PROBLEM REQUIREMENTS | Find the lines that hold the word "median" and return them.

RECORDS FOR THE TASK |
▬▬▬
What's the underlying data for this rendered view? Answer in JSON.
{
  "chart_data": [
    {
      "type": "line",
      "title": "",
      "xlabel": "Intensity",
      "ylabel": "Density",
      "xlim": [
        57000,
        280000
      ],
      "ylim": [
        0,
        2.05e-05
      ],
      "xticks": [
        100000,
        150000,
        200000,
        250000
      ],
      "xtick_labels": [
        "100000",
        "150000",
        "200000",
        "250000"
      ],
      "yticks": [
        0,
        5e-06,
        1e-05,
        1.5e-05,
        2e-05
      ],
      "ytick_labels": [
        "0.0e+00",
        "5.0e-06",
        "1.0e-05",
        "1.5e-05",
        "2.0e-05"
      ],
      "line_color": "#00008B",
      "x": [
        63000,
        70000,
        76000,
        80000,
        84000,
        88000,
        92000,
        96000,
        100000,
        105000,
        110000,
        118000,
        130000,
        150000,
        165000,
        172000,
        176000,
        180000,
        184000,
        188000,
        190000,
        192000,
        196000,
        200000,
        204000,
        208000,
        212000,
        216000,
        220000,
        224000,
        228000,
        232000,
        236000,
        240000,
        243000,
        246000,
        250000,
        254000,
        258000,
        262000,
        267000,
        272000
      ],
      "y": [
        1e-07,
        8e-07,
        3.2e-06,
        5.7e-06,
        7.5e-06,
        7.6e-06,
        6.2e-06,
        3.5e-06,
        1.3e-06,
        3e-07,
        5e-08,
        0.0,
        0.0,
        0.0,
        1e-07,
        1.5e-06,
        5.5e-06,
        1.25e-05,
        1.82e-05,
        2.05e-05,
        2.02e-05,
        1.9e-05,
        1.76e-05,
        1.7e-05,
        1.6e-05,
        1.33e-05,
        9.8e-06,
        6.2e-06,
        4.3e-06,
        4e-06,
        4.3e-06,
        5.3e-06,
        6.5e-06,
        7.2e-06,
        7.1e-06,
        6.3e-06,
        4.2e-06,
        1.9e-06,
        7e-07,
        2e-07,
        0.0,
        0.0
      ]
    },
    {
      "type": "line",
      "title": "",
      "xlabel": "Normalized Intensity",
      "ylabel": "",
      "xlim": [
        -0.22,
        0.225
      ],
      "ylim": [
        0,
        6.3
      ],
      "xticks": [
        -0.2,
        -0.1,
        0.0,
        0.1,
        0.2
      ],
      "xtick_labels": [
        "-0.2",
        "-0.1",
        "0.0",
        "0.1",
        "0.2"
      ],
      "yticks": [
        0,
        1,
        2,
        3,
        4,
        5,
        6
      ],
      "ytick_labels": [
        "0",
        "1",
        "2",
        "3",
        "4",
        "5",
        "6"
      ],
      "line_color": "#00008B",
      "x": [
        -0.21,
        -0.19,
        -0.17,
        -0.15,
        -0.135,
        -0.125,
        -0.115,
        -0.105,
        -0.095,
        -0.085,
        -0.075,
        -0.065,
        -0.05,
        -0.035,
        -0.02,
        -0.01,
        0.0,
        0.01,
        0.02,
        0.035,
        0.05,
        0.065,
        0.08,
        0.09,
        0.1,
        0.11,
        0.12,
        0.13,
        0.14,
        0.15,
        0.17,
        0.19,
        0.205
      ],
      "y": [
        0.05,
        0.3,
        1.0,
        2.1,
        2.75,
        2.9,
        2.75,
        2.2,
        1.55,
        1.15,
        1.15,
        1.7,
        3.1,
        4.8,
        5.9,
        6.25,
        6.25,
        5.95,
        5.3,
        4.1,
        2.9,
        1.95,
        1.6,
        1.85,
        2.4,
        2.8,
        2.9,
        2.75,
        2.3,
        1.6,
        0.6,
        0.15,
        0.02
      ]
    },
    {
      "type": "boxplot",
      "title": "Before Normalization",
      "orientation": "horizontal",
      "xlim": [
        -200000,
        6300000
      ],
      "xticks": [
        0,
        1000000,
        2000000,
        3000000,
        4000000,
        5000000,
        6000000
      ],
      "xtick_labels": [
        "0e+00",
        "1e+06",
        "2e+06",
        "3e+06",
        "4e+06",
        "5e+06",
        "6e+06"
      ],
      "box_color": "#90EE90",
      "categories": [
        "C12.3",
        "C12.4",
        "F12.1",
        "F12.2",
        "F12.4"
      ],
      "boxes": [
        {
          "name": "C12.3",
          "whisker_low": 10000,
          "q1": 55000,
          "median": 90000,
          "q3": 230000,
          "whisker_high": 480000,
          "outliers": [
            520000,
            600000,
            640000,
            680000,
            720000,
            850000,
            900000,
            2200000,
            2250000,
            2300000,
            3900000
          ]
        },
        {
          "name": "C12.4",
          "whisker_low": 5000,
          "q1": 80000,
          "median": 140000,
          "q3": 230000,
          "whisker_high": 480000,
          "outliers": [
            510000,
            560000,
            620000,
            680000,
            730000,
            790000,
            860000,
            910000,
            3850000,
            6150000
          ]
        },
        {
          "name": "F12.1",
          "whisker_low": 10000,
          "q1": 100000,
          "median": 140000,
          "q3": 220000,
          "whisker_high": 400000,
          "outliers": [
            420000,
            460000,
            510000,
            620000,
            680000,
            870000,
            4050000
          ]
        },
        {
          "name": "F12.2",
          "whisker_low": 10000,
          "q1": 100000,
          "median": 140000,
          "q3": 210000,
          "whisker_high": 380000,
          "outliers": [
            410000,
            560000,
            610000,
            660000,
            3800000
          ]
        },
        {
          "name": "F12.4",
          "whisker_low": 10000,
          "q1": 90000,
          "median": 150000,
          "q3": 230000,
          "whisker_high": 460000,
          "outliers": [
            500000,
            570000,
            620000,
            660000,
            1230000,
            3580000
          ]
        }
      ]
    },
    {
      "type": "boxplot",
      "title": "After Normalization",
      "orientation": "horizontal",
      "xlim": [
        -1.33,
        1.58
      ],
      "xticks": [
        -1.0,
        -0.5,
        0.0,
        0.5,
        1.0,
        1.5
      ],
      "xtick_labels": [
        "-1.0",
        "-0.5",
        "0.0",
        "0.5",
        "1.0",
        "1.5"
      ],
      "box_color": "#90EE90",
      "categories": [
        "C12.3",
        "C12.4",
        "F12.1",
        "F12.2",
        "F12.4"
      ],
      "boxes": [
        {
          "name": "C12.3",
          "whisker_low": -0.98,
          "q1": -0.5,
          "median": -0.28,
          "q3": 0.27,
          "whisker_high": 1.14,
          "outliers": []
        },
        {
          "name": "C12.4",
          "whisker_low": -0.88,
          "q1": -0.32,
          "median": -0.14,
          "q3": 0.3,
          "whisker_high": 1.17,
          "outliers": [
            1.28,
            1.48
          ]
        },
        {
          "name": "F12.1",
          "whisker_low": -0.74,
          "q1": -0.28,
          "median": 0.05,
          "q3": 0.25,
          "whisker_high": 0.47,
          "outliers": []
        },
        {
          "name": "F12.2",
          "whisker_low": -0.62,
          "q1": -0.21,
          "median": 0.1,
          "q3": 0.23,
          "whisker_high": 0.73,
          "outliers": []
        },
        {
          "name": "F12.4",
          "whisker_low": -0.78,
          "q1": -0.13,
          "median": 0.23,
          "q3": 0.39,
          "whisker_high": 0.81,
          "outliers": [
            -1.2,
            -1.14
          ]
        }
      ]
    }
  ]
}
▬▬▬
CORRECT OUTPUT |
          "median": 90000,
          "median": 140000,
          "median": 140000,
          "median": 140000,
          "median": 150000,
          "median": -0.28,
          "median": -0.14,
          "median": 0.05,
          "median": 0.1,
          "median": 0.23,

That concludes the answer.